To be done: Output all the entries word for word. Omit the pictures.

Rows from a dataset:
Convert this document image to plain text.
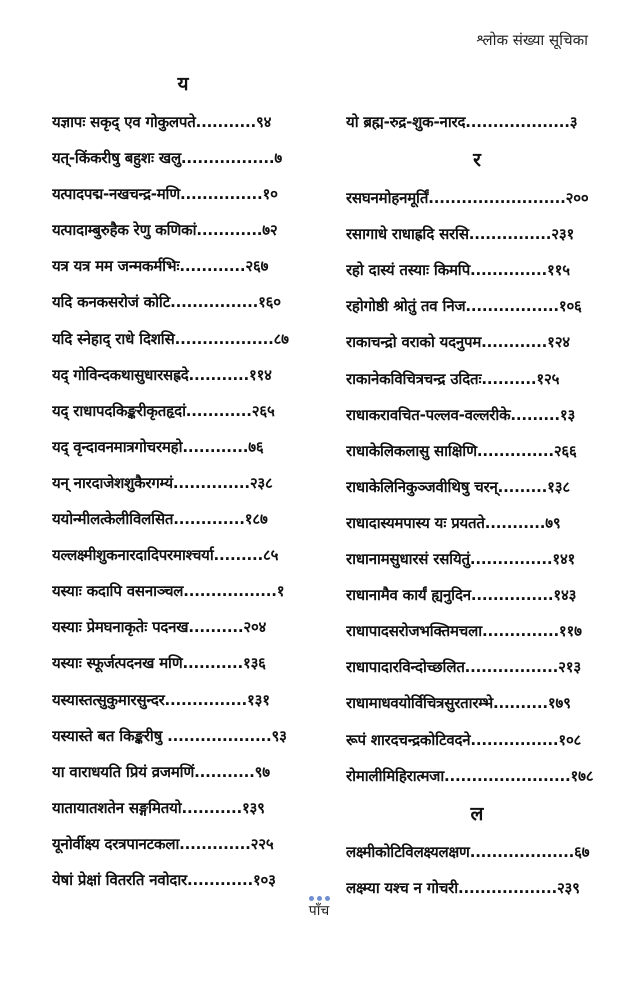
श्लोक संख्या सूचिका
य
यज्ञापः सकृद् एव गोकुलपते...........९४
यत्-किंकरीषु बहुशः खलु.................७
यत्पादपद्म-नखचन्द्र-मणि...............१०
यत्पादाम्बुरुहैक रेणु कणिकां............७२
यत्र यत्र मम जन्मकर्मभिः............२६७
यदि कनकसरोजं कोटि................१६०
यदि स्नेहाद् राधे दिशसि..................८७
यद् गोविन्दकथासुधारसह्रदे...........११४
यद् राधापदकिङ्करीकृतहृदां............२६५
यद् वृन्दावनमात्रगोचरमहो............७६
यन् नारदाजेशशुकैरगम्यं..............२३८
ययोन्मीलत्केलीविलसित.............१८७
यल्लक्ष्मीशुकनारदादिपरमाश्चर्या.........८५
यस्याः कदापि वसनाञ्चल.................१
यस्याः प्रेमघनाकृतेः पदनख..........२०४
यस्याः स्फूर्जत्पदनख मणि...........१३६
यस्यास्तत्सुकुमारसुन्दर...............१३१
यस्यास्ते बत किङ्करीषु ...................९३
या वाराधयति प्रियं व्रजमणिं...........९७
यातायातशतेन सङ्गमितयो...........१३९
यूनोर्वीक्ष्य दरत्रपानटकला.............२२५
येषां प्रेक्षां वितरति नवोदार............१०३
यो ब्रह्म-रुद्र-शुक-नारद...................३
र
रसघनमोहनमूर्तिं.........................२००
रसागाधे राधाह्रदि सरसि...............२३१
रहो दास्यं तस्याः किमपि..............११५
रहोगोष्ठी श्रोतुं तव निज.................१०६
राकाचन्द्रो वराको यदनुपम............१२४
राकानेकविचित्रचन्द्र उदितः..........१२५
राधाकरावचित-पल्लव-वल्लरीके.........१३
राधाकेलिकलासु साक्षिणि..............२६६
राधाकेलिनिकुञ्जवीथिषु चरन्.........१३८
राधादास्यमपास्य यः प्रयतते...........७९
राधानामसुधारसं रसयितुं...............१४१
राधानामैव कार्यं ह्यनुदिन...............१४३
राधापादसरोजभक्तिमचला..............११७
राधापादारविन्दोच्छलित.................२१३
राधामाधवयोर्विचित्रसुरतारम्भे..........१७९
रूपं शारदचन्द्रकोटिवदने................१०८
रोमालीमिहिरात्मजा.......................१७८
ल
लक्ष्मीकोटिविलक्ष्यलक्षण...................६७
लक्ष्म्या यश्च न गोचरी..................२३९
पाँच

Task output:
Convert this document image to plain text.
श्लोक संख्या सूचिका
य
यज्ञापः सकृद् एव गोकुलपते...........९४
यत्-किंकरीषु बहुशः खलु.................७
यत्पादपद्म-नखचन्द्र-मणि...............१०
यत्पादाम्बुरुहैक रेणु कणिकां............७२
यत्र यत्र मम जन्मकर्मभिः............२६७
यदि कनकसरोजं कोटि................१६०
यदि स्नेहाद् राधे दिशसि..................८७
यद् गोविन्दकथासुधारसह्रदे...........११४
यद् राधापदकिङ्करीकृतहृदां............२६५
यद् वृन्दावनमात्रगोचरमहो............७६
यन् नारदाजेशशुकैरगम्यं..............२३८
ययोन्मीलत्केलीविलसित.............१८७
यल्लक्ष्मीशुकनारदादिपरमाश्चर्या.........८५
यस्याः कदापि वसनाञ्चल.................१
यस्याः प्रेमघनाकृतेः पदनख..........२०४
यस्याः स्फूर्जत्पदनख मणि...........१३६
यस्यास्तत्सुकुमारसुन्दर...............१३१
यस्यास्ते बत किङ्करीषु ...................९३
या वाराधयति प्रियं व्रजमणिं...........९७
यातायातशतेन सङ्गमितयो...........१३९
यूनोर्वीक्ष्य दरत्रपानटकला.............२२५
येषां प्रेक्षां वितरति नवोदार............१०३
यो ब्रह्म-रुद्र-शुक-नारद...................३
र
रसघनमोहनमूर्तिं.........................२००
रसागाधे राधाह्रदि सरसि...............२३१
रहो दास्यं तस्याः किमपि..............११५
रहोगोष्ठी श्रोतुं तव निज.................१०६
राकाचन्द्रो वराको यदनुपम............१२४
राकानेकविचित्रचन्द्र उदितः..........१२५
राधाकरावचित-पल्लव-वल्लरीके.........१३
राधाकेलिकलासु साक्षिणि..............२६६
राधाकेलिनिकुञ्जवीथिषु चरन्.........१३८
राधादास्यमपास्य यः प्रयतते...........७९
राधानामसुधारसं रसयितुं...............१४१
राधानामैव कार्यं ह्यनुदिन...............१४३
राधापादसरोजभक्तिमचला..............११७
राधापादारविन्दोच्छलित.................२१३
राधामाधवयोर्विचित्रसुरतारम्भे..........१७९
रूपं शारदचन्द्रकोटिवदने................१०८
रोमालीमिहिरात्मजा.......................१७८
ल
लक्ष्मीकोटिविलक्ष्यलक्षण...................६७
लक्ष्म्या यश्च न गोचरी..................२३९
पाँच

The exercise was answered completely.